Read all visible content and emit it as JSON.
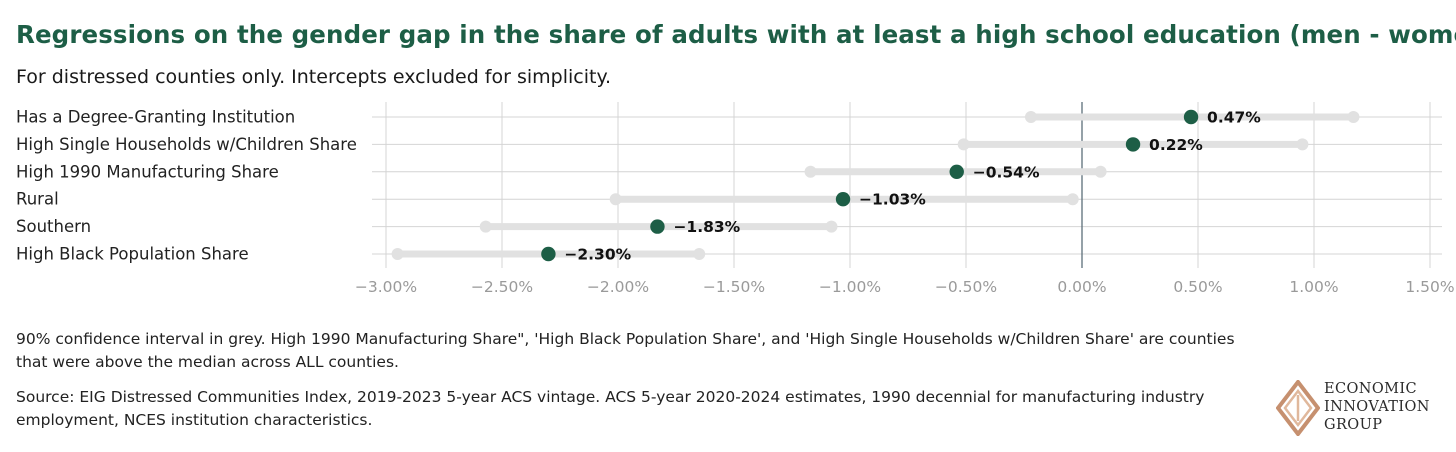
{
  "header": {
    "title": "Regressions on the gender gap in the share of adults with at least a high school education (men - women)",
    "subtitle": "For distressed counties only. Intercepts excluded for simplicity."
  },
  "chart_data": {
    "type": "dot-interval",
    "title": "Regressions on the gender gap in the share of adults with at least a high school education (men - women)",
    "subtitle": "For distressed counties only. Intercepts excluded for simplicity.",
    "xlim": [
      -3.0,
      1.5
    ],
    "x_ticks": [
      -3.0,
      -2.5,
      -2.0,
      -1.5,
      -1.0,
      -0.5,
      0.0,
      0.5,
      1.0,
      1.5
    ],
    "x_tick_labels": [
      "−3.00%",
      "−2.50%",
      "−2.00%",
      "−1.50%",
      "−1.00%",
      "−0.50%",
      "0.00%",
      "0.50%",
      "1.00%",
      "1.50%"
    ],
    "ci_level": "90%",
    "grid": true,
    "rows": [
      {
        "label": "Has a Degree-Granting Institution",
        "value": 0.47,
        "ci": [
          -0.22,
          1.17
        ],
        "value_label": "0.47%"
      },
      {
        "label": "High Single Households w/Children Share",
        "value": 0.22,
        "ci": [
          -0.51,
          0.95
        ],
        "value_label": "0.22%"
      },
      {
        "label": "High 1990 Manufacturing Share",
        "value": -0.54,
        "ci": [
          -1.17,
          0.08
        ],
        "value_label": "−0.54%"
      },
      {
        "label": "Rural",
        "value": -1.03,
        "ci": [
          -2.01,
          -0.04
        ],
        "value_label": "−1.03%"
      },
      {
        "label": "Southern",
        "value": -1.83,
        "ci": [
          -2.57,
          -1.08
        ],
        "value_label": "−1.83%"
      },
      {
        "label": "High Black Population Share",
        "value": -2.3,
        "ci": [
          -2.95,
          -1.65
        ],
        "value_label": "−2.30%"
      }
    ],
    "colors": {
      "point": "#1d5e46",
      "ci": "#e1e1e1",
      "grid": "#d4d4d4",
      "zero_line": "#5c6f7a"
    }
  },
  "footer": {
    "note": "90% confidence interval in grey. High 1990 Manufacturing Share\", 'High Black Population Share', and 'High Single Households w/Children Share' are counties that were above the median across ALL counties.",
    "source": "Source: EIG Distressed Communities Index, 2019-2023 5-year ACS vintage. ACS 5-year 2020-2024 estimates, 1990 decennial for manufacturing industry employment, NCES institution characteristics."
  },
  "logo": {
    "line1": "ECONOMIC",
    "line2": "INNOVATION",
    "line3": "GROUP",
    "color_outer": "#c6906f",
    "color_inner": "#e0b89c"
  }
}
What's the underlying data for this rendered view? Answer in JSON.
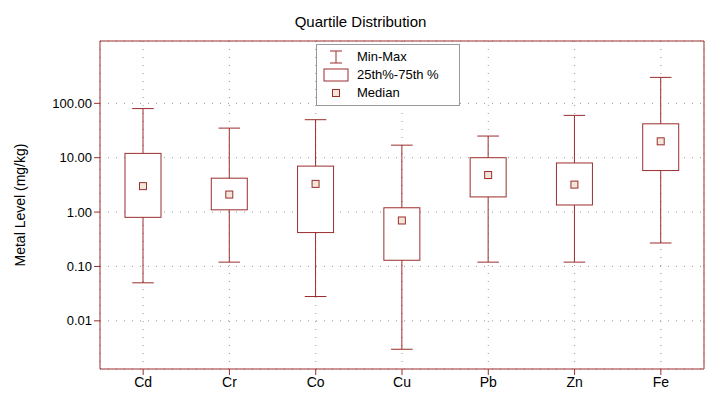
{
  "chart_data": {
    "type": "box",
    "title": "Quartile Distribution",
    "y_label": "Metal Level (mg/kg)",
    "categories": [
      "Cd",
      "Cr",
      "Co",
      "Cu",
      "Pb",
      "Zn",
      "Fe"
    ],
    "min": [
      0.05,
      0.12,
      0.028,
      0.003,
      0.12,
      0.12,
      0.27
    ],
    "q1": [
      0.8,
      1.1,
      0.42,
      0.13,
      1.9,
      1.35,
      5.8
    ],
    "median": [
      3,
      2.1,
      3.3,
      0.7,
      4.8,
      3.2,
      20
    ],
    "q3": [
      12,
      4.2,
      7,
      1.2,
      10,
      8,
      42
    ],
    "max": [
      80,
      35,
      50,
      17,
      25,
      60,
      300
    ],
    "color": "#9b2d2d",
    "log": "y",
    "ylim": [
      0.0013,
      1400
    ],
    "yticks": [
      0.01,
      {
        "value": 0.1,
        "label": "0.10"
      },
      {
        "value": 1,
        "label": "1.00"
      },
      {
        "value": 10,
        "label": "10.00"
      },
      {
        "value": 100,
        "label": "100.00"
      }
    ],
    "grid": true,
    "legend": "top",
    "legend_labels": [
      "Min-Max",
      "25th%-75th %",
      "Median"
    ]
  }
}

_STATED PROBLEM_. Tally the lines of the data that contain the string "Single" and report the total alone.

_FINISHED ANSWER_. 2